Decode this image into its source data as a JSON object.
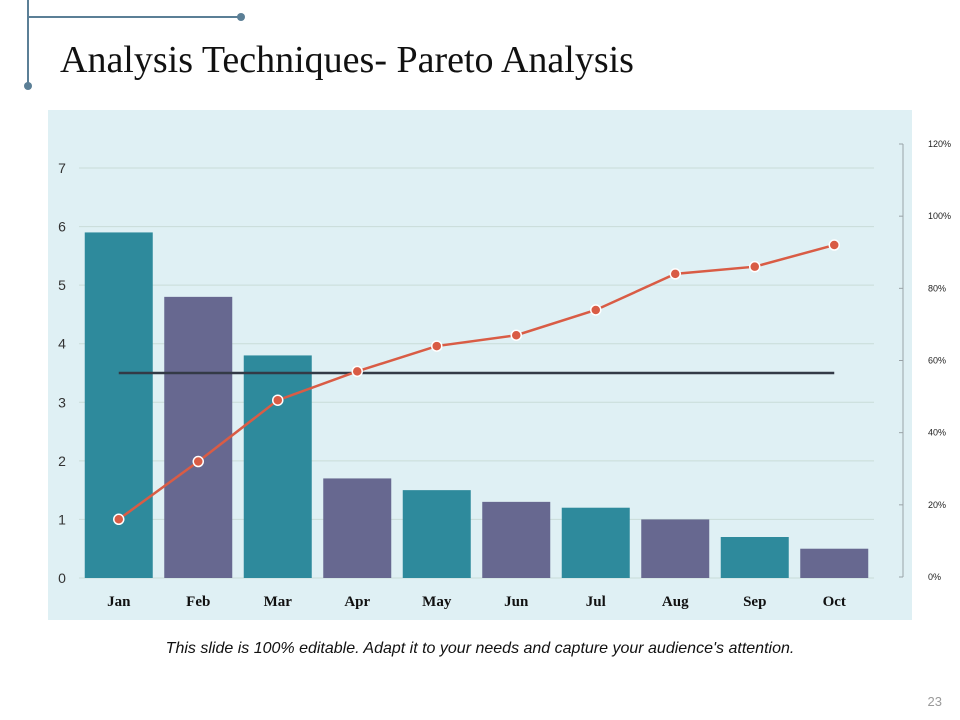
{
  "slide": {
    "title": "Analysis Techniques- Pareto Analysis",
    "caption": "This slide is 100% editable. Adapt it to your needs and capture your audience's attention.",
    "page_number": "23"
  },
  "colors": {
    "bar_teal": "#2e8a9c",
    "bar_purple": "#676890",
    "line": "#d95c45",
    "threshold": "#333a46",
    "plot_background": "#dff0f4",
    "accent": "#5b7f96"
  },
  "chart_data": {
    "type": "bar",
    "title": "",
    "categories": [
      "Jan",
      "Feb",
      "Mar",
      "Apr",
      "May",
      "Jun",
      "Jul",
      "Aug",
      "Sep",
      "Oct"
    ],
    "series": [
      {
        "name": "",
        "type": "bar",
        "axis": "left",
        "values": [
          5.9,
          4.8,
          3.8,
          1.7,
          1.5,
          1.3,
          1.2,
          1.0,
          0.7,
          0.5
        ]
      },
      {
        "name": "",
        "type": "line",
        "axis": "right",
        "values": [
          16,
          32,
          49,
          57,
          64,
          67,
          74,
          84,
          86,
          92
        ]
      },
      {
        "name": "",
        "type": "line",
        "axis": "left",
        "values": [
          3.5,
          3.5,
          3.5,
          3.5,
          3.5,
          3.5,
          3.5,
          3.5,
          3.5,
          3.5
        ]
      }
    ],
    "ylim": [
      0,
      7
    ],
    "y_ticks": [
      "0",
      "1",
      "2",
      "3",
      "4",
      "5",
      "6",
      "7"
    ],
    "y2lim": [
      0,
      120
    ],
    "y2_ticks": [
      "0%",
      "20%",
      "40%",
      "60%",
      "80%",
      "100%",
      "120%"
    ],
    "grid": true,
    "legend": "none"
  }
}
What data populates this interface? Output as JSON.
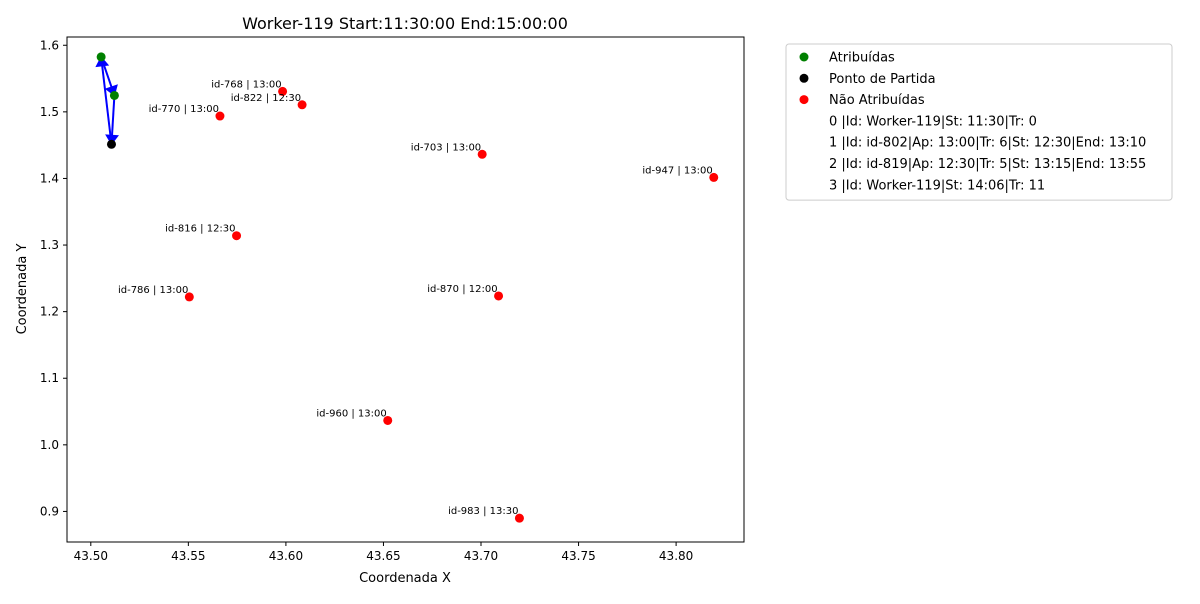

> Aim of the task:
Find every line that has "title" in it, then return those lines.

> Solution for this task:
    "title": "Analysis Techniques- Pareto Analysis",
    "title": "",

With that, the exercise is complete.